Selection
Neovim: input encoding and you
In my guise as a Neovim developer, I was recently looking at how vim handles character encoding. This lead me down a rabbit hole that I haven’t seen the end of yet. This article describes what I’ve learned and what’s left to discover.
Disclaimer: when I talk about Vim I will sometimes refer to Vim as opposed to Neovim, and sometimes to mean both Vim and Neovim. The context should hopefully make clear which one I mean.
The impetus
It all started when I was reading over the changes of PR
#1357 1. I’ve always
wanted to know more about how Vim does character encoding, and there was
a commit in this PR that started me on the path: input/job: process
ctrl+c and do conversion in the read
callback.
I got curious, what does convert_input()
do? Does it have anything to
do with encoding? Let’s investigate.
Input encoding
The function is short enough to paste below. It is pretty unique to Neovim, as it was wrought for its brand new event-oriented nature:
struct rbuffer {
char *data;
size_t capacity, rpos, wpos;
RStream *rstream;
};
typedef struct rbuffer RBuffer;
static RBuffer *read_buffer, *input_buffer;
static void convert_input(void)
{
if (embedded_mode || !rbuffer_available(input_buffer)) {
// No input buffer space
return;
}
bool convert = input_conv.vc_type != CONV_NONE;
// Set unconverted data/length
char *data = rbuffer_read_ptr(read_buffer);
size_t data_length = rbuffer_pending(read_buffer);
size_t converted_length = data_length;
if (convert) {
// Perform input conversion according to `input_conv`
size_t unconverted_length = 0;
data = (char *)string_convert_ext(&input_conv,
(uint8_t *)data,
(int *)&converted_length,
(int *)&unconverted_length);
data_length -= unconverted_length;
}
// The conversion code will be gone eventually, for now assume `input_buffer`
// always has space for the converted data(it's many times the size of
// `read_buffer`, so it's hard to imagine a scenario where the converted data
// doesn't fit)
assert(converted_length <= rbuffer_available(input_buffer));
// Write processed data to input buffer.
(void)rbuffer_write(input_buffer, data, converted_length);
// Adjust raw buffer pointers
rbuffer_consumed(read_buffer, data_length);
if (convert) {
// data points to memory allocated by `string_convert_ext`, free it.
free(data);
}
}
To summarize, this function copies bytes from the read_buffer
to the
input_buffer
. note: The read_buffer
is filled every time there is
data available on stdin in another part of the code.
If input_conv.vc_type
is CONV_NONE
, copying is all it really does
(rbuffer_write()
is basically memcpy()
). The interesting part comes
when it isn’t CONV_NONE
: string_convert_ext()
gets called to
supposedly convert the character encoding into the desired format.
What’s the desired format? How does that get decided? For that we have
to search to where input_conv
is initialized. Before looking at the
code, my assumption was that it had to with either the Vim options
encoding
, termencoding
or both. Abridged version of the help:
encoding: Sets the character encoding used inside Vim. It applies to text in the buffers, registers, Strings in expressions, text stored in the viminfo file, etc. It sets the kind of characters which Vim can work with. See |encoding-names| for the possible values.

Given task 1
Translate this sentence from the Neovim encoding article into Spanish: "The context should hopefully make clear which one I mean."
Given task 2
In the Neovim encoding article, change "rabbit hole" to "maze" in the passage starting at "Neovim: input encoding" and ending at "what does convert_input()", and write that passage out.
Given task 3
Go on with the Neovim encoding article from the point where the text stops.

Data lines

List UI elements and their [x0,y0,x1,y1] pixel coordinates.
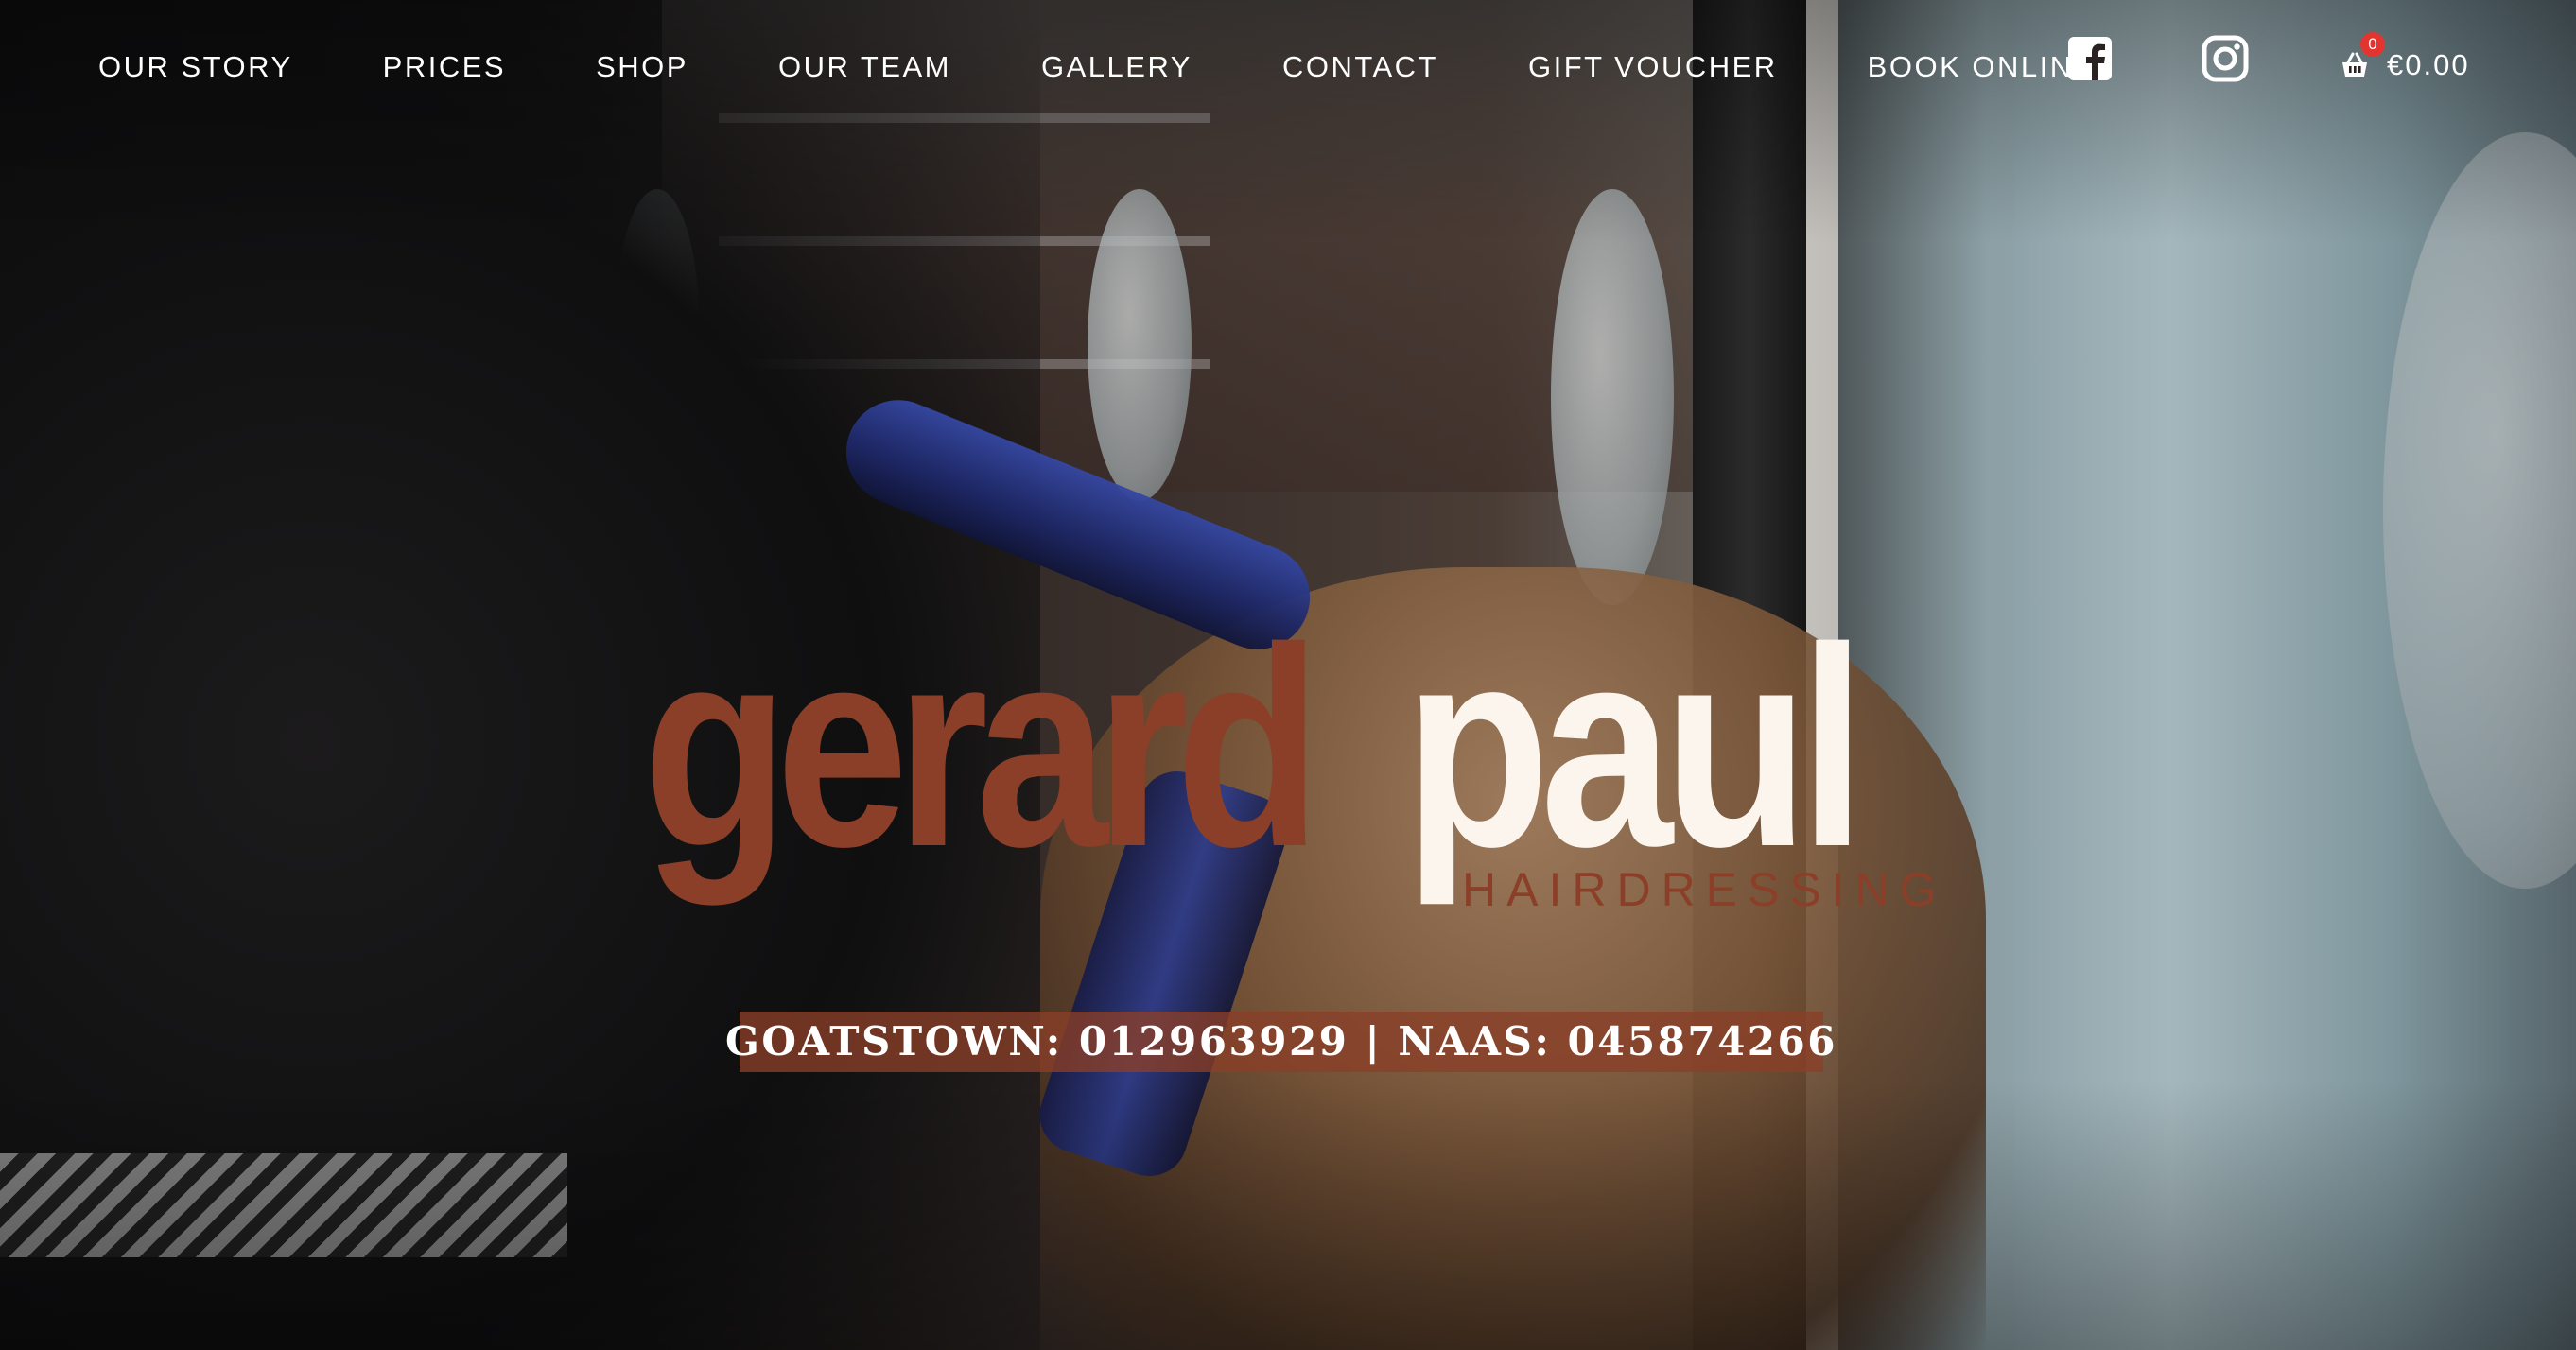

Reply 1
Con suerte, el contexto dejará claro a cuál me refiero.

Reply 2
Neovim: input encoding and you
In my guise as a Neovim developer, I was recently looking at how vim handles character encoding. This lead me down a maze that I haven’t seen the end of yet. This article describes what I’ve learned and what’s left to discover.
Disclaimer: when I talk about Vim I will sometimes refer to Vim as opposed to Neovim, and sometimes to mean both Vim and Neovim. The context should hopefully make clear which one I mean.
The impetus
It all started when I was reading over the changes of PR
#1357 1. I’ve always
wanted to know more about how Vim does character encoding, and there was
a commit in this PR that started me on the path: input/job: process
ctrl+c and do conversion in the read
callback.
I got curious, what does convert_input()

Reply 3
termencoding: Encoding used for the terminal. This specifies what character encoding the keyboard produces and the display will understand. For the GUI it only applies to the keyboard ( ‘encoding’ is used for the display).
I will refer to encoding
as the internal encoding, and to
termencoding
as the terminal encoding.
Indeed, in
option.c
we find the most important of only two places where input_conv
is set.
It’s in did_set_string_option()
, which gets called whenever an option
is changed. The part that governs the *encoding
options reads like
this (ignoring printencoding
):
/* handle setting 'encoding', 'fileencoding' and 'termecoding' */
else if (varp == &p_enc || gvarp == &p_fenc || varp == &p_tenc) {
if (gvarp == &p_fenc) {
if (!curbuf->b_p_ma && opt_flags != OPT_GLOBAL)
errmsg = e_modifiable;
else if (vim_strchr(*varp, ',') != NULL)
/* No comma allowed in 'fileencoding'; catches confusing it
* with 'fileencodings'. */
errmsg = e_invarg;
else {
/* May show a "+" in the title now. */
redraw_titles();
/* Add 'fileencoding' to the swap file. */
ml_setflags(curbuf);
}
}
if (errmsg == NULL) {
/* canonize the value, so that STRCMP() can be used on it */
p = enc_canonize(*varp);
free(*varp);
*varp = p;
if (varp == &p_enc) {
errmsg = mb_init();
redraw_titles();
}
}
if (errmsg == NULL) {
/* When 'keymap' is used and 'encoding' changes, reload the keymap
* (with another encoding). */
if (varp == &p_enc && *curbuf->b_p_keymap != NUL)
(void)keymap_init();
/* When 'termencoding' is not empty and 'encoding' changes or when
* 'termencoding' changes, need to setup for keyboard input and
* display output conversion. */
if (((varp == &p_enc && *p_tenc != NUL) || varp == &p_tenc)) {
convert_setup(&input_conv, p_tenc, p_enc);
convert_setup(&output_conv, p_enc, p_tenc);
}
}
}
Luckily, the three encoding options are more or less handled in one
block, as they’re intertwined. The first part only applies to
fileencoding
so we can skip it for now. The second part canonizes the
name of the encoding via enc_canonize()
, and if the option in question
was encoding
then Vim changes its internal encoding by calling
mb_init()
.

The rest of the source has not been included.